## TASK DESCRIPTION
Answer these questions about the text on evaluating a fine-tuned model:
(a) How many examples were in the dataset used for training?
(b) On the 0-5 rubric for business usefulness, what does a score of 3 mean?
(c) What format compliance did the fine-tuned model reach?

Training ran ~2.5 hours on a single A100 (40GB). We monitored validation loss and stopped when it plateaued at epoch 2.6 — avoiding overfitting on our 460-example dataset.

Evaluation: Three Layers, Not Just Perplexity

Perplexity tells you how well the model predicts the next token — not whether the analysis is actually useful to a growth team:

import re
from evaluate import load

# Layer 1: Format compliance — automated
def check_format(output: str) -> dict:
    checks = {
        "has_metric_reference":  bool(re.search(r'\d+%|\d+\.\d+', output)),
        "has_recommended_action": "recommend" in output.lower() or "action:" in output.lower(),
        "appropriate_length":    150 <= len(output.split()) <= 500,
        "no_hedging_only":       not re.match(r'^(it (could|might|may))', output.lower()),
    }
    return checks

# Layer 2: Factual accuracy — semi-automated
# Check if numbers in output match numbers in input
def check_factual(instruction_input: str, output: str) -> float:
    # Extract numbers from input
    input_numbers = set(re.findall(r'\d+\.?\d*', instruction_input))
    output_numbers = set(re.findall(r'\d+\.?\d*', output))
    # Penalize outputs that cite numbers not in input
    hallucinated = output_numbers - input_numbers
    return 1.0 - (len(hallucinated) / (len(output_numbers) + 1))

# Layer 3: Business usefulness — human review
# Rubric used by senior analysts (0-5 scale):
# 5 — I would act on this immediately
# 4 — Useful with minor clarification
# 3 — Correct but too vague to act on
# 2 — Partially correct, misleading recommendation
# 1 — Incorrect analysis
# 0 — Nonsense or refused to analyze

Metric	Base Model (GPT-3.5 few-shot)	Fine-Tuned Model
Format compliance	71%	96%
Factual accuracy (human, 50 examples)	78%	91%
Business usefulness (avg score 0-5)	3.1	4.3
p50 latency	2.1s	1.2s (43% faster)
Cost per 1000 requests	~$4.20	~$0.80 (hosted)

Connecting LLM Output to Regression Analysis

Alongside LLM work, I ran traditional regression analyses to identify which growth levers had the highest impact on key metrics. The LLM then consumed these regression outputs as structured context:

import statsmodels.api as sm
import pandas as pd

# Regression: which factors predict activation rate?

## SOURCE MATERIAL
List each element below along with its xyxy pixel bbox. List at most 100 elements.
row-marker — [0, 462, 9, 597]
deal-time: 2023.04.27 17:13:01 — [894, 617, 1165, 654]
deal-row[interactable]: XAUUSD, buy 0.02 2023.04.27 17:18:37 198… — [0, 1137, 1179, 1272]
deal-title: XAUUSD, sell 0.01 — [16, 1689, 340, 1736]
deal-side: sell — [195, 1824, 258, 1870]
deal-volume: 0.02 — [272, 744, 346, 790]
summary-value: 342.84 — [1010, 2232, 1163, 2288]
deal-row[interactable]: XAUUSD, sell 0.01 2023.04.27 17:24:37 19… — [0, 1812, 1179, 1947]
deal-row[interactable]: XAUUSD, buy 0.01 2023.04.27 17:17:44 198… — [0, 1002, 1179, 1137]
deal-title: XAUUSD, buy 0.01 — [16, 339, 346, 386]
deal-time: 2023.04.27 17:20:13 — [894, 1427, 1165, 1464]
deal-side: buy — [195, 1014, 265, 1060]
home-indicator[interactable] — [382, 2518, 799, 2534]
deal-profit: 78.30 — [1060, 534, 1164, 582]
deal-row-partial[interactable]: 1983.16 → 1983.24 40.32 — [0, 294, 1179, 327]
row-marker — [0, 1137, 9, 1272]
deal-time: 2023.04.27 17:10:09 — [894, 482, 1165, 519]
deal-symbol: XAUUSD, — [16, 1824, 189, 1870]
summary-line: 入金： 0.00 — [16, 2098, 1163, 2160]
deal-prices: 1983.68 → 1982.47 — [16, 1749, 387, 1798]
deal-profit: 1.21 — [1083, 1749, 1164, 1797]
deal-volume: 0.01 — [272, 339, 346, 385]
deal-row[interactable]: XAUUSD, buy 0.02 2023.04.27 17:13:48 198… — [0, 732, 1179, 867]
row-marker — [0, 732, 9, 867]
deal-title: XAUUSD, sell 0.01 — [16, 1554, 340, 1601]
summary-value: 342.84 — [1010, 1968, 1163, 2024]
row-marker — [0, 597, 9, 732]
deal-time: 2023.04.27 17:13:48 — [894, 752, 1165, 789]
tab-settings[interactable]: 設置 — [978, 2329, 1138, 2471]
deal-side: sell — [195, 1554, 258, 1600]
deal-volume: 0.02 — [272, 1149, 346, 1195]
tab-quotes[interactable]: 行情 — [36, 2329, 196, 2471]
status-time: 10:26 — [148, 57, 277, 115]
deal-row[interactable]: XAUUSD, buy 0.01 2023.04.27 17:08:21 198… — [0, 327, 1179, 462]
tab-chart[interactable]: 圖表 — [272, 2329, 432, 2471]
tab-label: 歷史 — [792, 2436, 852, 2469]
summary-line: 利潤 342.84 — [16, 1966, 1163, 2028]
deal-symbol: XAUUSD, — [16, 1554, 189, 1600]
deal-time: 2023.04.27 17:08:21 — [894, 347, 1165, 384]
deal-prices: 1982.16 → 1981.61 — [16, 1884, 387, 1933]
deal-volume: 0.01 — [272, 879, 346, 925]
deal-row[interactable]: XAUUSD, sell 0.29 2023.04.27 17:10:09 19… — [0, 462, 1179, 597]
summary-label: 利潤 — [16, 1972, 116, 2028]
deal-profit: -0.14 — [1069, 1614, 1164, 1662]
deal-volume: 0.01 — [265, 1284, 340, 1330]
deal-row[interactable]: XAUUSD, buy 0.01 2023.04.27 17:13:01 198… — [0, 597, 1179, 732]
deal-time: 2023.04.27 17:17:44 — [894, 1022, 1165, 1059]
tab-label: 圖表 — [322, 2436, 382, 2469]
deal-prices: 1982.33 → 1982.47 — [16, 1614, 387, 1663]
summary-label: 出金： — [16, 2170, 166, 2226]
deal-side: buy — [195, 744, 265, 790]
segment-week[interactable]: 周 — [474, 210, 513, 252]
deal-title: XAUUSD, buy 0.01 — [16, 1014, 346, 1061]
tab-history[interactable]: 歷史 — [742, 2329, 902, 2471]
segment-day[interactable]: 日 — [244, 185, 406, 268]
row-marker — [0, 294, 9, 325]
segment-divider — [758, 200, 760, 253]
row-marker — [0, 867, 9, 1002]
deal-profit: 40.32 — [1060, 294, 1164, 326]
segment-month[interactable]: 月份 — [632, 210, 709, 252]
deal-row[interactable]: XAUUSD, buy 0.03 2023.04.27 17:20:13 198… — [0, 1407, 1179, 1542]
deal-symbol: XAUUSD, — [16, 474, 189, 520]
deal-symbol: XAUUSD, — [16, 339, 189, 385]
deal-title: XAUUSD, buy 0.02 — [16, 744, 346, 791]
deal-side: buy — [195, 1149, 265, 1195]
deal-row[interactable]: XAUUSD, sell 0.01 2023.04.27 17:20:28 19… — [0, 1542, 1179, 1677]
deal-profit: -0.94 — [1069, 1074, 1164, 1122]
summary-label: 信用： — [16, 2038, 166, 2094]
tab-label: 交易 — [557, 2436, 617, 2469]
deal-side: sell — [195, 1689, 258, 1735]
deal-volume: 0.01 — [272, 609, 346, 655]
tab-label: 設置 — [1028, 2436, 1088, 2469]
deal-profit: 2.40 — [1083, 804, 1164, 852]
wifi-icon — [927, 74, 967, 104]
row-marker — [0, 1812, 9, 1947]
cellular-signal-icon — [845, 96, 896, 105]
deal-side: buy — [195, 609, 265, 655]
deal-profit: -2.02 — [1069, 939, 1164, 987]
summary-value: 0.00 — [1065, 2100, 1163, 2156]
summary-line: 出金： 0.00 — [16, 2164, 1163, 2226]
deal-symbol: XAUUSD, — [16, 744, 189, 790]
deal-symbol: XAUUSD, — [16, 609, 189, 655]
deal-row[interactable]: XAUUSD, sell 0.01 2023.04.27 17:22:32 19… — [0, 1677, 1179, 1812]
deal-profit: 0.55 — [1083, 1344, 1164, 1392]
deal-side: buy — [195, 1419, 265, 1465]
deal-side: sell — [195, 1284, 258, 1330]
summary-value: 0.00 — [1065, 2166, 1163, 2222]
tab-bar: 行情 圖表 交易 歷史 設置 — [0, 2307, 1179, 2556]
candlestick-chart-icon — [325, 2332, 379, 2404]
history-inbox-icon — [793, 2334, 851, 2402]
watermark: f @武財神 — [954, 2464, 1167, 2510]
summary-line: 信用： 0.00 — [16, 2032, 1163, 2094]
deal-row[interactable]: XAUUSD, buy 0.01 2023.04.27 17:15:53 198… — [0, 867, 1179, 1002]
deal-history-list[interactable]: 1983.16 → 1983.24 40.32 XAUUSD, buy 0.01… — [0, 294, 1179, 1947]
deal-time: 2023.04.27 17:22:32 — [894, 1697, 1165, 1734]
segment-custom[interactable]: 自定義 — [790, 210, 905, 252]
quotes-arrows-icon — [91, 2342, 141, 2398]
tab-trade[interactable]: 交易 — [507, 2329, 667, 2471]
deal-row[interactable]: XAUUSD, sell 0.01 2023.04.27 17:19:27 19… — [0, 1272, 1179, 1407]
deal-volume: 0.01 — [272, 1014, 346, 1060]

## EXERCISE RESULT
(a) 460 examples.
(b) Correct but too vague to act on.
(c) 96%.